### Goal of the exercise
Word for word, set down the records and skip each picture.

### Dataset records
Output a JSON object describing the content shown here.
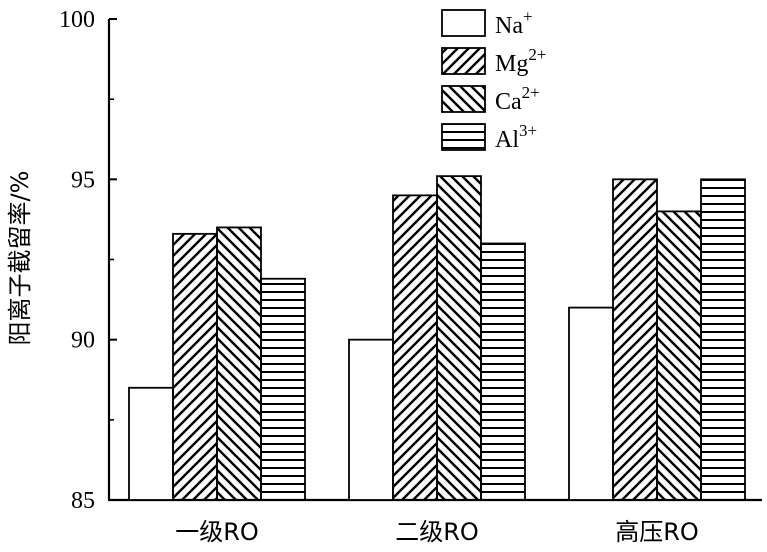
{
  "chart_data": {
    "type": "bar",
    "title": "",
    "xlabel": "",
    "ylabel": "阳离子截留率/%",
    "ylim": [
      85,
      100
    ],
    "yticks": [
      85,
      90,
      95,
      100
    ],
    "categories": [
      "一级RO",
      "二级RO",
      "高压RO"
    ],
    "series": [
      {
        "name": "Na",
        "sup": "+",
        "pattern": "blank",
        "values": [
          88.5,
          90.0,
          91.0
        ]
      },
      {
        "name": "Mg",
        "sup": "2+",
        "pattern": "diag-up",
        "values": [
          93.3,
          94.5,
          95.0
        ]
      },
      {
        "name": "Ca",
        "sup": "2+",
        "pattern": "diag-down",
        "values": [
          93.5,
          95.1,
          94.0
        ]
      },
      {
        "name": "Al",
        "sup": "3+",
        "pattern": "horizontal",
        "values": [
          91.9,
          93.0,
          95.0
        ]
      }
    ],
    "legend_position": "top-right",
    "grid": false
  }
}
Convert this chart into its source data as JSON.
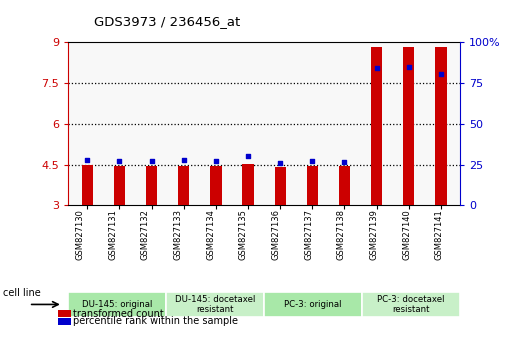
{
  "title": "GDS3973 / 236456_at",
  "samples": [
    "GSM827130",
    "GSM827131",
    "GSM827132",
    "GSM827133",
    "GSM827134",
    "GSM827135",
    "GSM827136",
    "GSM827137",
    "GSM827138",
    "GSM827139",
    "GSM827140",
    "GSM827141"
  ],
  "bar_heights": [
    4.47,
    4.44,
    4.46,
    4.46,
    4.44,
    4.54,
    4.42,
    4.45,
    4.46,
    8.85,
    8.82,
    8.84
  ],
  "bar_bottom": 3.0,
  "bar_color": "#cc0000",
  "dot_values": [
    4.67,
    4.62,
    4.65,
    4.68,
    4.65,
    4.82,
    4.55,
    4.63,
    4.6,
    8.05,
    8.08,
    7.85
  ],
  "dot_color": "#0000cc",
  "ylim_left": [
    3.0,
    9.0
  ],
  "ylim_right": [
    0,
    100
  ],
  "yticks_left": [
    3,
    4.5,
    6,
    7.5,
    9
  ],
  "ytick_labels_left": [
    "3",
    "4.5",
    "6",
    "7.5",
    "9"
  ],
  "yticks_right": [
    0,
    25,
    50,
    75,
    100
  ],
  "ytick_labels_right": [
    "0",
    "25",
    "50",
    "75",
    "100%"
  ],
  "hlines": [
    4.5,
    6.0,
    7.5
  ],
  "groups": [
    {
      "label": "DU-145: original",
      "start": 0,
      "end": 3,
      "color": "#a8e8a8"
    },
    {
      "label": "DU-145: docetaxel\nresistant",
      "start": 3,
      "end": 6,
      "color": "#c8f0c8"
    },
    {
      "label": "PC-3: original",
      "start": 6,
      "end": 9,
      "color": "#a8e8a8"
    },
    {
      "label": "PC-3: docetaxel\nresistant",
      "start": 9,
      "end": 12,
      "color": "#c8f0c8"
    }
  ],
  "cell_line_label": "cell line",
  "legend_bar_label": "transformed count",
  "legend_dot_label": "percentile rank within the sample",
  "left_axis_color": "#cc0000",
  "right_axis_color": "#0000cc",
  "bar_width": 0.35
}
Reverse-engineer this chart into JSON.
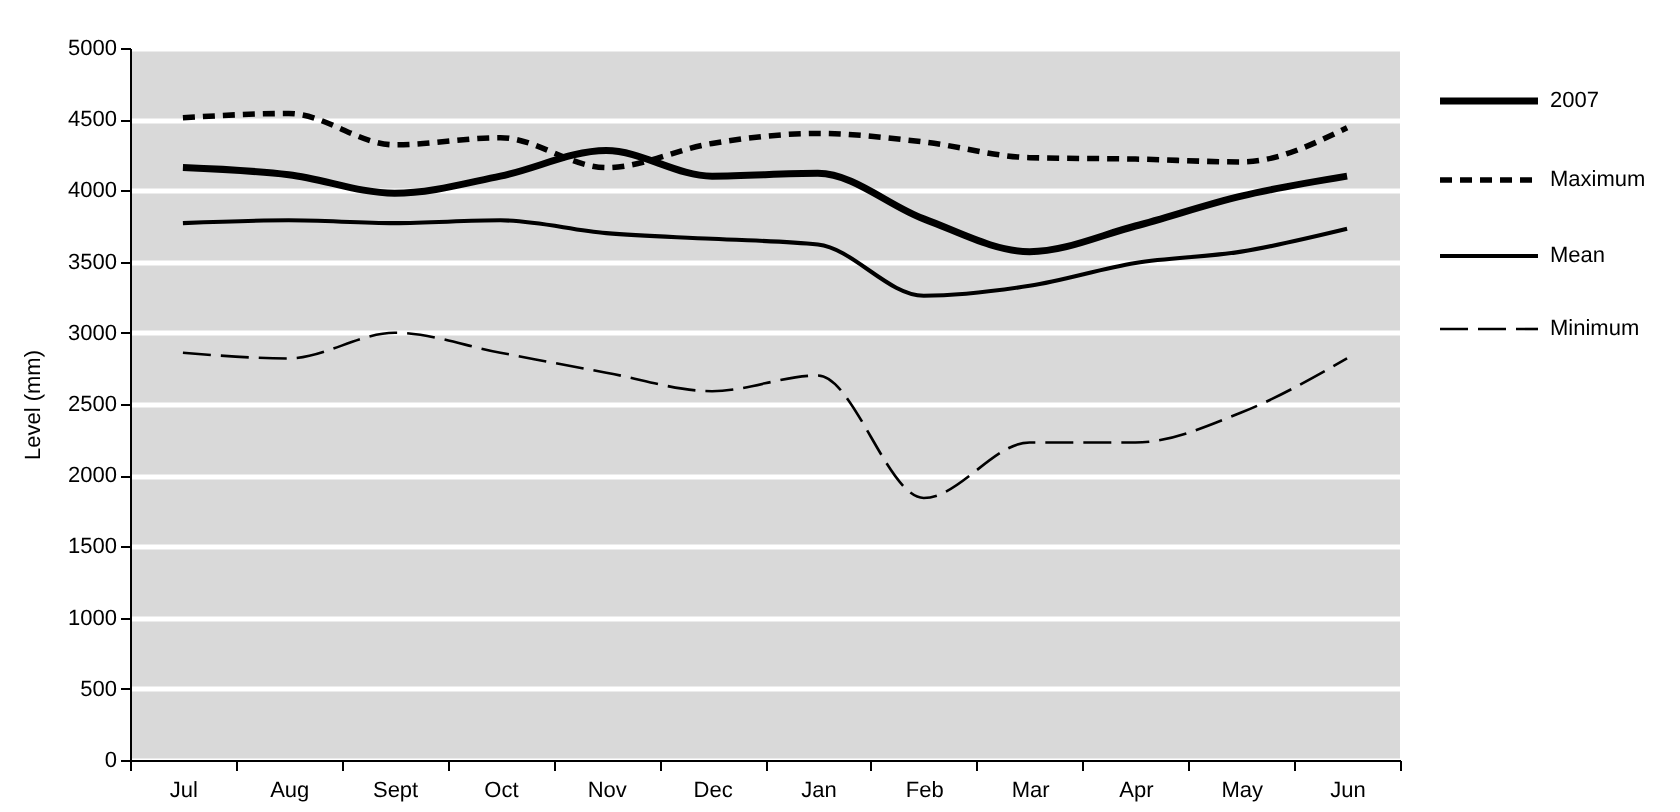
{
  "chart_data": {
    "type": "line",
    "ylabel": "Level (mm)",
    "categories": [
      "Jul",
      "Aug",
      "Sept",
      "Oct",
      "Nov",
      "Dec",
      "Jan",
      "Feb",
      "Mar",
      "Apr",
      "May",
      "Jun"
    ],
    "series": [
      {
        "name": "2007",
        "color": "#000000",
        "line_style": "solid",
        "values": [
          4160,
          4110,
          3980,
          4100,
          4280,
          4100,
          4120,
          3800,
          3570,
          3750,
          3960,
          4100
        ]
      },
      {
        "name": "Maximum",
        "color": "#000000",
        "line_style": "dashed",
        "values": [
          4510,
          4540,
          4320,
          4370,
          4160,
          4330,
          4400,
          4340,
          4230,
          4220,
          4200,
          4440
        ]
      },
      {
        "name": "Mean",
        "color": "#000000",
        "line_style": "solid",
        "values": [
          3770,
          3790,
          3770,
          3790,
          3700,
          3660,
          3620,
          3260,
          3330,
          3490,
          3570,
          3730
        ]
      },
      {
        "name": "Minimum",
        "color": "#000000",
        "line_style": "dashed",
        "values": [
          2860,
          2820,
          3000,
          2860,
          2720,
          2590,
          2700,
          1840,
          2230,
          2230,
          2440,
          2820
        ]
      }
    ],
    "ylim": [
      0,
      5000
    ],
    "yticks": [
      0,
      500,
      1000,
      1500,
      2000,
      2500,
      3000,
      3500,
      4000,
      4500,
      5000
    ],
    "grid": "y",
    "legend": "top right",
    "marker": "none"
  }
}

### Reply to the exercise
Output a JSON object describing the content shown here.
{
  "chart_data": {
    "type": "bar",
    "title": "",
    "xlabel": "",
    "ylabel": "阳离子截留率/%",
    "ylim": [
      85,
      100
    ],
    "yticks": [
      85,
      90,
      95,
      100
    ],
    "categories": [
      "一级RO",
      "二级RO",
      "高压RO"
    ],
    "series": [
      {
        "name": "Na",
        "sup": "+",
        "pattern": "blank",
        "values": [
          88.5,
          90.0,
          91.0
        ]
      },
      {
        "name": "Mg",
        "sup": "2+",
        "pattern": "diag-up",
        "values": [
          93.3,
          94.5,
          95.0
        ]
      },
      {
        "name": "Ca",
        "sup": "2+",
        "pattern": "diag-down",
        "values": [
          93.5,
          95.1,
          94.0
        ]
      },
      {
        "name": "Al",
        "sup": "3+",
        "pattern": "horizontal",
        "values": [
          91.9,
          93.0,
          95.0
        ]
      }
    ],
    "legend_position": "top-right",
    "grid": false
  }
}
Convert this chart into its source data as JSON.
{
  "title": "GDS3973 / 236456_at",
  "samples": [
    "GSM827130",
    "GSM827131",
    "GSM827132",
    "GSM827133",
    "GSM827134",
    "GSM827135",
    "GSM827136",
    "GSM827137",
    "GSM827138",
    "GSM827139",
    "GSM827140",
    "GSM827141"
  ],
  "bar_heights": [
    4.47,
    4.44,
    4.46,
    4.46,
    4.44,
    4.54,
    4.42,
    4.45,
    4.46,
    8.85,
    8.82,
    8.84
  ],
  "bar_bottom": 3.0,
  "bar_color": "#cc0000",
  "dot_values": [
    4.67,
    4.62,
    4.65,
    4.68,
    4.65,
    4.82,
    4.55,
    4.63,
    4.6,
    8.05,
    8.08,
    7.85
  ],
  "dot_color": "#0000cc",
  "ylim_left": [
    3.0,
    9.0
  ],
  "ylim_right": [
    0,
    100
  ],
  "yticks_left": [
    3,
    4.5,
    6,
    7.5,
    9
  ],
  "ytick_labels_left": [
    "3",
    "4.5",
    "6",
    "7.5",
    "9"
  ],
  "yticks_right": [
    0,
    25,
    50,
    75,
    100
  ],
  "ytick_labels_right": [
    "0",
    "25",
    "50",
    "75",
    "100%"
  ],
  "hlines": [
    4.5,
    6.0,
    7.5
  ],
  "groups": [
    {
      "label": "DU-145: original",
      "start": 0,
      "end": 3,
      "color": "#a8e8a8"
    },
    {
      "label": "DU-145: docetaxel\nresistant",
      "start": 3,
      "end": 6,
      "color": "#c8f0c8"
    },
    {
      "label": "PC-3: original",
      "start": 6,
      "end": 9,
      "color": "#a8e8a8"
    },
    {
      "label": "PC-3: docetaxel\nresistant",
      "start": 9,
      "end": 12,
      "color": "#c8f0c8"
    }
  ],
  "cell_line_label": "cell line",
  "legend_bar_label": "transformed count",
  "legend_dot_label": "percentile rank within the sample",
  "left_axis_color": "#cc0000",
  "right_axis_color": "#0000cc",
  "bar_width": 0.35
}
Reverse-engineer this chart into JSON.
{
  "chart_data": {
    "type": "line",
    "ylabel": "Level (mm)",
    "categories": [
      "Jul",
      "Aug",
      "Sept",
      "Oct",
      "Nov",
      "Dec",
      "Jan",
      "Feb",
      "Mar",
      "Apr",
      "May",
      "Jun"
    ],
    "series": [
      {
        "name": "2007",
        "color": "#000000",
        "line_style": "solid",
        "values": [
          4160,
          4110,
          3980,
          4100,
          4280,
          4100,
          4120,
          3800,
          3570,
          3750,
          3960,
          4100
        ]
      },
      {
        "name": "Maximum",
        "color": "#000000",
        "line_style": "dashed",
        "values": [
          4510,
          4540,
          4320,
          4370,
          4160,
          4330,
          4400,
          4340,
          4230,
          4220,
          4200,
          4440
        ]
      },
      {
        "name": "Mean",
        "color": "#000000",
        "line_style": "solid",
        "values": [
          3770,
          3790,
          3770,
          3790,
          3700,
          3660,
          3620,
          3260,
          3330,
          3490,
          3570,
          3730
        ]
      },
      {
        "name": "Minimum",
        "color": "#000000",
        "line_style": "dashed",
        "values": [
          2860,
          2820,
          3000,
          2860,
          2720,
          2590,
          2700,
          1840,
          2230,
          2230,
          2440,
          2820
        ]
      }
    ],
    "ylim": [
      0,
      5000
    ],
    "yticks": [
      0,
      500,
      1000,
      1500,
      2000,
      2500,
      3000,
      3500,
      4000,
      4500,
      5000
    ],
    "grid": "y",
    "legend": "top right",
    "marker": "none"
  }
}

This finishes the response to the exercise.